# Task details
Return the records that follow, matching each one exactly.
::::::::::
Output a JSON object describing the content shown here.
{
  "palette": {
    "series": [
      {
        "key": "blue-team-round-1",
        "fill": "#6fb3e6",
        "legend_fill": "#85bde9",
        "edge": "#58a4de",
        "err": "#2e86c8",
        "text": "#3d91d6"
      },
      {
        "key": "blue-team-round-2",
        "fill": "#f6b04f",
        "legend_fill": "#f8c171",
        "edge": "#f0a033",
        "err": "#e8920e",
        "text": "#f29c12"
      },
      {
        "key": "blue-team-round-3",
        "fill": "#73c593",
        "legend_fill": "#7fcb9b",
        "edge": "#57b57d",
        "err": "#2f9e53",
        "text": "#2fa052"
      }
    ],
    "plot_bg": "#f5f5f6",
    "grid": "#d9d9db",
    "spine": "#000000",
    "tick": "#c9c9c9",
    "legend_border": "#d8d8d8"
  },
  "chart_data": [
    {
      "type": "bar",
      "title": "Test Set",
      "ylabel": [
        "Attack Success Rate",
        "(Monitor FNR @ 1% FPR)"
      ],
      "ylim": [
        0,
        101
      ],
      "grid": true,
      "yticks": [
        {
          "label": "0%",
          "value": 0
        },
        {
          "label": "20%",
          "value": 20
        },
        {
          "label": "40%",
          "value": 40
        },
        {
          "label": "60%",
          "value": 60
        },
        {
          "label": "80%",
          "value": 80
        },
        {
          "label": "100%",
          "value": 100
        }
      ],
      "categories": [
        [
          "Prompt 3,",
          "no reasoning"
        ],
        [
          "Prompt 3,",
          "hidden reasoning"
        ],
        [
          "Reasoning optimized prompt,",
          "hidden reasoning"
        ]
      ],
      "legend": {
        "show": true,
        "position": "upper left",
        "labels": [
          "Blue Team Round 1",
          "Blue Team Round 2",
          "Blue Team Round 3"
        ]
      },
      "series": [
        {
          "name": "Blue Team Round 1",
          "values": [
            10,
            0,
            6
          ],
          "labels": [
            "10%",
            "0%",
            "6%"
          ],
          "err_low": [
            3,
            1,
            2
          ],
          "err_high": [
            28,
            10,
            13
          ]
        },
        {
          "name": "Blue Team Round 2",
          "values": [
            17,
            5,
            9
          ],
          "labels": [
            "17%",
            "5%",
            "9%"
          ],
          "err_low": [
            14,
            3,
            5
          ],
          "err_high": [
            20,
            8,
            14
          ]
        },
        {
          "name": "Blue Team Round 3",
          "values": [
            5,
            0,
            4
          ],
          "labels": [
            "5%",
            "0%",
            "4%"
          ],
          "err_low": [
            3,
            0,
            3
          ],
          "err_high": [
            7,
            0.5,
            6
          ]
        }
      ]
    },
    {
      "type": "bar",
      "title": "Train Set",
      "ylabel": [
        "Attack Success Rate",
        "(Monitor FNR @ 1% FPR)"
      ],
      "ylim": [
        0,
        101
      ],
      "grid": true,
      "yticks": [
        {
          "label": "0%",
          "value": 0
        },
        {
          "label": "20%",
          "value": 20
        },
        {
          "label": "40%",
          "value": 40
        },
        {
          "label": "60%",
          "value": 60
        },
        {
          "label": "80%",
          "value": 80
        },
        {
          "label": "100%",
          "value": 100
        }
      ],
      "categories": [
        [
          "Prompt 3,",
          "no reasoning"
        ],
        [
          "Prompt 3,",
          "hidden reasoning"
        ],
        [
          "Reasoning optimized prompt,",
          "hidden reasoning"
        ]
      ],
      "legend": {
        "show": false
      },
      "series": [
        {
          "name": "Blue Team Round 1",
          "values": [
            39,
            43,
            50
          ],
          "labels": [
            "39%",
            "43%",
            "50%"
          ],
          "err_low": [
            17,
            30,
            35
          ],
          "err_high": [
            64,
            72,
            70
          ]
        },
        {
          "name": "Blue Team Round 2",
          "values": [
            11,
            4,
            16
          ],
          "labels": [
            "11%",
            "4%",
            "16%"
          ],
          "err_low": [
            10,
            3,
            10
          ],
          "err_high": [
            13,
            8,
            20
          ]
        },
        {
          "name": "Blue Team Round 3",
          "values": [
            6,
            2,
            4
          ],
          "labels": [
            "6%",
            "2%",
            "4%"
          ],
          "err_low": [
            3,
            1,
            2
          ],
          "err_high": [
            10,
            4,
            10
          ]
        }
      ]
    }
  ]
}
::::::::::
# Solved problem
Output a JSON object describing the content shown here.
{
  "palette": {
    "series": [
      {
        "key": "blue-team-round-1",
        "fill": "#6fb3e6",
        "legend_fill": "#85bde9",
        "edge": "#58a4de",
        "err": "#2e86c8",
        "text": "#3d91d6"
      },
      {
        "key": "blue-team-round-2",
        "fill": "#f6b04f",
        "legend_fill": "#f8c171",
        "edge": "#f0a033",
        "err": "#e8920e",
        "text": "#f29c12"
      },
      {
        "key": "blue-team-round-3",
        "fill": "#73c593",
        "legend_fill": "#7fcb9b",
        "edge": "#57b57d",
        "err": "#2f9e53",
        "text": "#2fa052"
      }
    ],
    "plot_bg": "#f5f5f6",
    "grid": "#d9d9db",
    "spine": "#000000",
    "tick": "#c9c9c9",
    "legend_border": "#d8d8d8"
  },
  "chart_data": [
    {
      "type": "bar",
      "title": "Test Set",
      "ylabel": [
        "Attack Success Rate",
        "(Monitor FNR @ 1% FPR)"
      ],
      "ylim": [
        0,
        101
      ],
      "grid": true,
      "yticks": [
        {
          "label": "0%",
          "value": 0
        },
        {
          "label": "20%",
          "value": 20
        },
        {
          "label": "40%",
          "value": 40
        },
        {
          "label": "60%",
          "value": 60
        },
        {
          "label": "80%",
          "value": 80
        },
        {
          "label": "100%",
          "value": 100
        }
      ],
      "categories": [
        [
          "Prompt 3,",
          "no reasoning"
        ],
        [
          "Prompt 3,",
          "hidden reasoning"
        ],
        [
          "Reasoning optimized prompt,",
          "hidden reasoning"
        ]
      ],
      "legend": {
        "show": true,
        "position": "upper left",
        "labels": [
          "Blue Team Round 1",
          "Blue Team Round 2",
          "Blue Team Round 3"
        ]
      },
      "series": [
        {
          "name": "Blue Team Round 1",
          "values": [
            10,
            0,
            6
          ],
          "labels": [
            "10%",
            "0%",
            "6%"
          ],
          "err_low": [
            3,
            1,
            2
          ],
          "err_high": [
            28,
            10,
            13
          ]
        },
        {
          "name": "Blue Team Round 2",
          "values": [
            17,
            5,
            9
          ],
          "labels": [
            "17%",
            "5%",
            "9%"
          ],
          "err_low": [
            14,
            3,
            5
          ],
          "err_high": [
            20,
            8,
            14
          ]
        },
        {
          "name": "Blue Team Round 3",
          "values": [
            5,
            0,
            4
          ],
          "labels": [
            "5%",
            "0%",
            "4%"
          ],
          "err_low": [
            3,
            0,
            3
          ],
          "err_high": [
            7,
            0.5,
            6
          ]
        }
      ]
    },
    {
      "type": "bar",
      "title": "Train Set",
      "ylabel": [
        "Attack Success Rate",
        "(Monitor FNR @ 1% FPR)"
      ],
      "ylim": [
        0,
        101
      ],
      "grid": true,
      "yticks": [
        {
          "label": "0%",
          "value": 0
        },
        {
          "label": "20%",
          "value": 20
        },
        {
          "label": "40%",
          "value": 40
        },
        {
          "label": "60%",
          "value": 60
        },
        {
          "label": "80%",
          "value": 80
        },
        {
          "label": "100%",
          "value": 100
        }
      ],
      "categories": [
        [
          "Prompt 3,",
          "no reasoning"
        ],
        [
          "Prompt 3,",
          "hidden reasoning"
        ],
        [
          "Reasoning optimized prompt,",
          "hidden reasoning"
        ]
      ],
      "legend": {
        "show": false
      },
      "series": [
        {
          "name": "Blue Team Round 1",
          "values": [
            39,
            43,
            50
          ],
          "labels": [
            "39%",
            "43%",
            "50%"
          ],
          "err_low": [
            17,
            30,
            35
          ],
          "err_high": [
            64,
            72,
            70
          ]
        },
        {
          "name": "Blue Team Round 2",
          "values": [
            11,
            4,
            16
          ],
          "labels": [
            "11%",
            "4%",
            "16%"
          ],
          "err_low": [
            10,
            3,
            10
          ],
          "err_high": [
            13,
            8,
            20
          ]
        },
        {
          "name": "Blue Team Round 3",
          "values": [
            6,
            2,
            4
          ],
          "labels": [
            "6%",
            "2%",
            "4%"
          ],
          "err_low": [
            3,
            1,
            2
          ],
          "err_high": [
            10,
            4,
            10
          ]
        }
      ]
    }
  ]
}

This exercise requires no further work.